◆ Written exercise
All the records that follow need to be reproduced exactly. Omit the images.

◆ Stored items

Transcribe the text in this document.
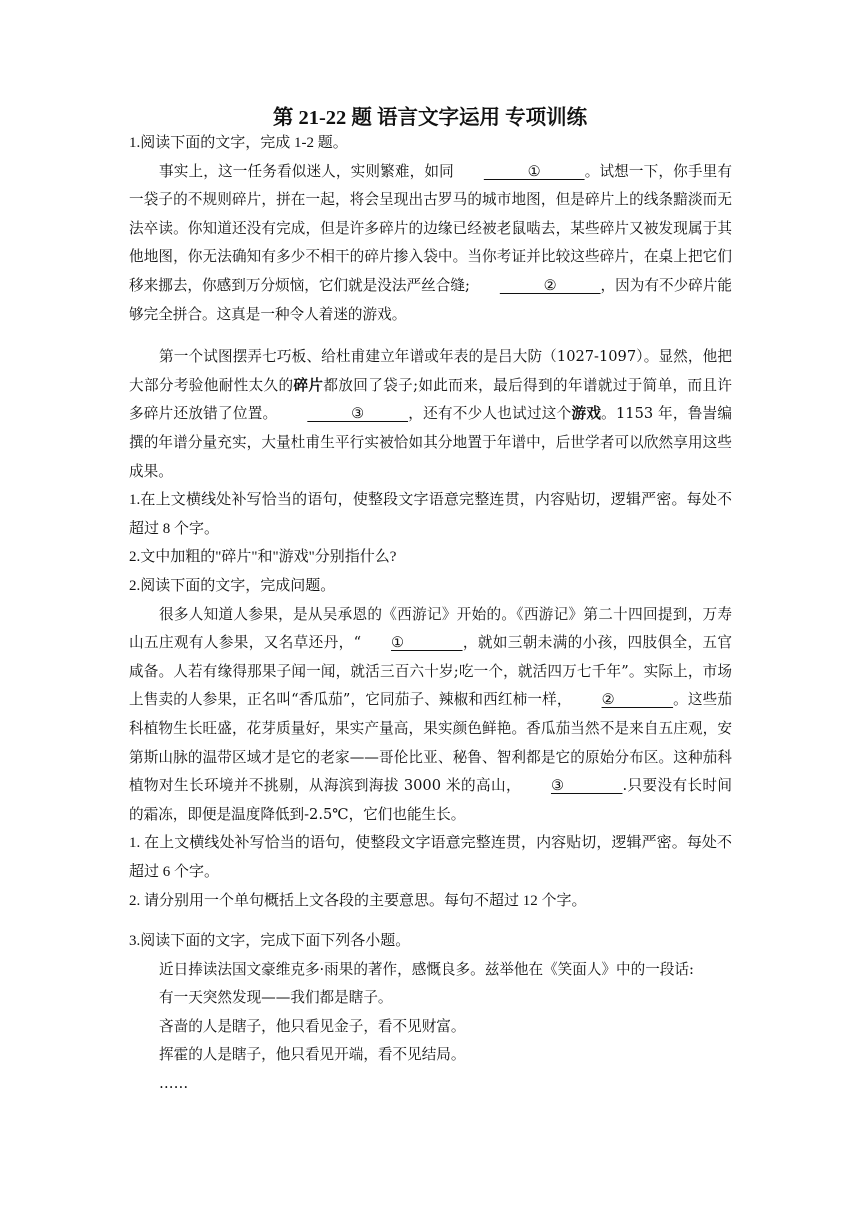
第 21-22 题 语言文字运用 专项训练

1.阅读下面的文字，完成 1-2 题。

事实上，这一任务看似迷人，实则繁难，如同 ______①______。试想一下，你手里有一袋子的不规则碎片，拼在一起，将会呈现出古罗马的城市地图，但是碎片上的线条黯淡而无法卒读。你知道还没有完成，但是许多碎片的边缘已经被老鼠啮去，某些碎片又被发现属于其他地图，你无法确知有多少不相干的碎片掺入袋中。当你考证并比较这些碎片，在桌上把它们移来挪去，你感到万分烦恼，它们就是没法严丝合缝; ______②______，因为有不少碎片能够完全拼合。这真是一种令人着迷的游戏。

第一个试图摆弄七巧板、给杜甫建立年谱或年表的是吕大防（1027-1097）。显然，他把大部分考验他耐性太久的碎片都放回了袋子;如此而来，最后得到的年谱就过于简单，而且许多碎片还放错了位置。 ______③______，还有不少人也试过这个游戏。1153 年，鲁訔编撰的年谱分量充实，大量杜甫生平行实被恰如其分地置于年谱中，后世学者可以欣然享用这些成果。

1.在上文横线处补写恰当的语句，使整段文字语意完整连贯，内容贴切，逻辑严密。每处不超过 8 个字。

2.文中加粗的"碎片"和"游戏"分别指什么?

2.阅读下面的文字，完成问题。

很多人知道人参果，是从吴承恩的《西游记》开始的。《西游记》第二十四回提到，万寿山五庄观有人参果，又名草还丹，“ ①________，就如三朝未满的小孩，四肢俱全，五官咸备。人若有缘得那果子闻一闻，就活三百六十岁;吃一个，就活四万七千年”。实际上，市场上售卖的人参果，正名叫“香瓜茄”，它同茄子、辣椒和西红柿一样， ②________。这些茄科植物生长旺盛，花芽质量好，果实产量高，果实颜色鲜艳。香瓜茄当然不是来自五庄观，安第斯山脉的温带区域才是它的老家——哥伦比亚、秘鲁、智利都是它的原始分布区。这种茄科植物对生长环境并不挑剔，从海滨到海拔 3000 米的高山， ③________.只要没有长时间的霜冻，即便是温度降低到-2.5℃，它们也能生长。

1. 在上文横线处补写恰当的语句，使整段文字语意完整连贯，内容贴切，逻辑严密。每处不超过 6 个字。

2. 请分别用一个单句概括上文各段的主要意思。每句不超过 12 个字。

3.阅读下面的文字，完成下面下列各小题。

近日捧读法国文豪维克多·雨果的著作，感慨良多。兹举他在《笑面人》中的一段话:

有一天突然发现——我们都是瞎子。

吝啬的人是瞎子，他只看见金子，看不见财富。

挥霍的人是瞎子，他只看见开端，看不见结局。

……
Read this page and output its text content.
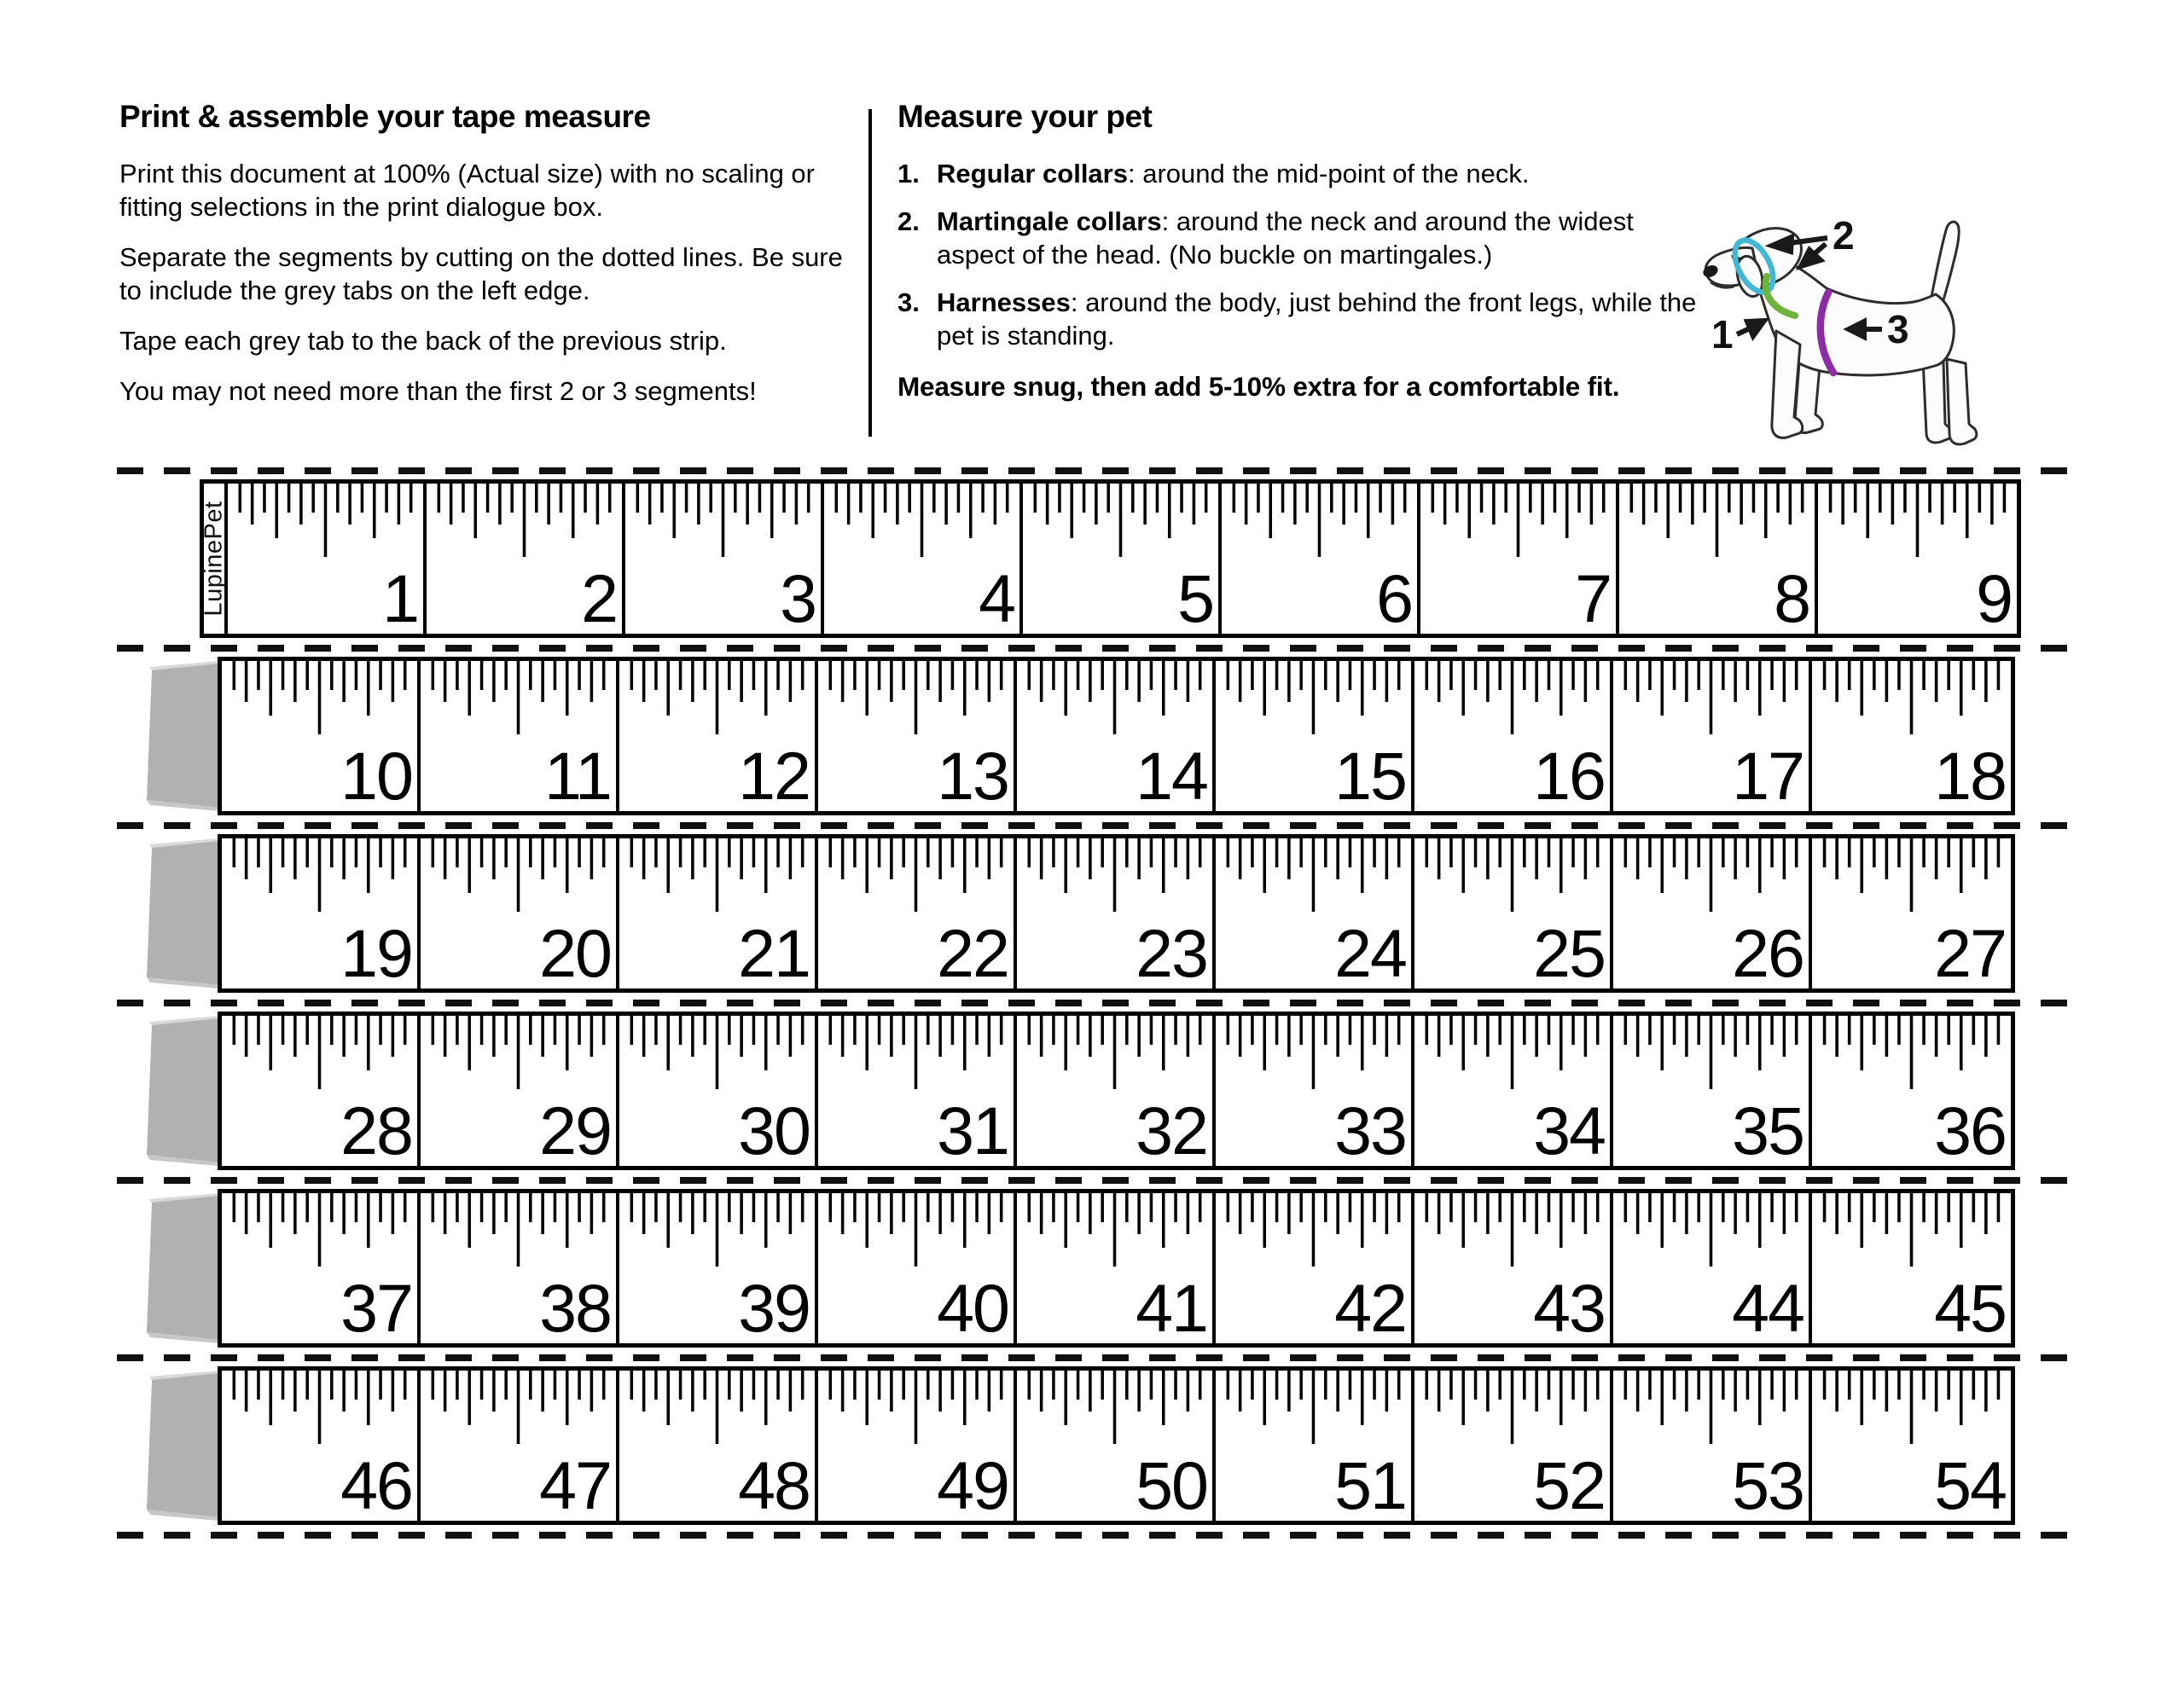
Print & assemble your tape measure

Print this document at 100% (Actual size) with no scaling or fitting selections in the print dialogue box.

Separate the segments by cutting on the dotted lines. Be sure to include the grey tabs on the left edge.

Tape each grey tab to the back of the previous strip.

You may not need more than the first 2 or 3 segments!

Measure your pet
1. Regular collars: around the mid-point of the neck.
2. Martingale collars: around the neck and around the widest aspect of the head. (No buckle on martingales.)
3. Harnesses: around the body, just behind the front legs, while the pet is standing.
Measure snug, then add 5-10% extra for a comfortable fit.
2
1	3
LupinePet 1 2 3 4 5 6 7 8 9
10 11 12 13 14 15 16 17 18
19 20 21 22 23 24 25 26 27
28 29 30 31 32 33 34 35 36
37 38 39 40 41 42 43 44 45
46 47 48 49 50 51 52 53 54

◆ The answer
Transcribe the text in this document.
第 21-22 题 语言文字运用 专项训练

1.阅读下面的文字，完成 1-2 题。

事实上，这一任务看似迷人，实则繁难，如同 ______①______。试想一下，你手里有一袋子的不规则碎片，拼在一起，将会呈现出古罗马的城市地图，但是碎片上的线条黯淡而无法卒读。你知道还没有完成，但是许多碎片的边缘已经被老鼠啮去，某些碎片又被发现属于其他地图，你无法确知有多少不相干的碎片掺入袋中。当你考证并比较这些碎片，在桌上把它们移来挪去，你感到万分烦恼，它们就是没法严丝合缝; ______②______，因为有不少碎片能够完全拼合。这真是一种令人着迷的游戏。

第一个试图摆弄七巧板、给杜甫建立年谱或年表的是吕大防（1027-1097）。显然，他把大部分考验他耐性太久的碎片都放回了袋子;如此而来，最后得到的年谱就过于简单，而且许多碎片还放错了位置。 ______③______，还有不少人也试过这个游戏。1153 年，鲁訔编撰的年谱分量充实，大量杜甫生平行实被恰如其分地置于年谱中，后世学者可以欣然享用这些成果。

1.在上文横线处补写恰当的语句，使整段文字语意完整连贯，内容贴切，逻辑严密。每处不超过 8 个字。

2.文中加粗的"碎片"和"游戏"分别指什么?

2.阅读下面的文字，完成问题。

很多人知道人参果，是从吴承恩的《西游记》开始的。《西游记》第二十四回提到，万寿山五庄观有人参果，又名草还丹，“ ①________，就如三朝未满的小孩，四肢俱全，五官咸备。人若有缘得那果子闻一闻，就活三百六十岁;吃一个，就活四万七千年”。实际上，市场上售卖的人参果，正名叫“香瓜茄”，它同茄子、辣椒和西红柿一样， ②________。这些茄科植物生长旺盛，花芽质量好，果实产量高，果实颜色鲜艳。香瓜茄当然不是来自五庄观，安第斯山脉的温带区域才是它的老家——哥伦比亚、秘鲁、智利都是它的原始分布区。这种茄科植物对生长环境并不挑剔，从海滨到海拔 3000 米的高山， ③________.只要没有长时间的霜冻，即便是温度降低到-2.5℃，它们也能生长。

1. 在上文横线处补写恰当的语句，使整段文字语意完整连贯，内容贴切，逻辑严密。每处不超过 6 个字。

2. 请分别用一个单句概括上文各段的主要意思。每句不超过 12 个字。

3.阅读下面的文字，完成下面下列各小题。

近日捧读法国文豪维克多·雨果的著作，感慨良多。兹举他在《笑面人》中的一段话:

有一天突然发现——我们都是瞎子。

吝啬的人是瞎子，他只看见金子，看不见财富。

挥霍的人是瞎子，他只看见开端，看不见结局。

……
Read this page and output its text content.
Print & assemble your tape measure

Print this document at 100% (Actual size) with no scaling or fitting selections in the print dialogue box.

Separate the segments by cutting on the dotted lines. Be sure to include the grey tabs on the left edge.

Tape each grey tab to the back of the previous strip.

You may not need more than the first 2 or 3 segments!

Measure your pet
1. Regular collars: around the mid-point of the neck.
2. Martingale collars: around the neck and around the widest aspect of the head. (No buckle on martingales.)
3. Harnesses: around the body, just behind the front legs, while the pet is standing.
Measure snug, then add 5-10% extra for a comfortable fit.
2
1	3
LupinePet 1 2 3 4 5 6 7 8 9
10 11 12 13 14 15 16 17 18
19 20 21 22 23 24 25 26 27
28 29 30 31 32 33 34 35 36
37 38 39 40 41 42 43 44 45
46 47 48 49 50 51 52 53 54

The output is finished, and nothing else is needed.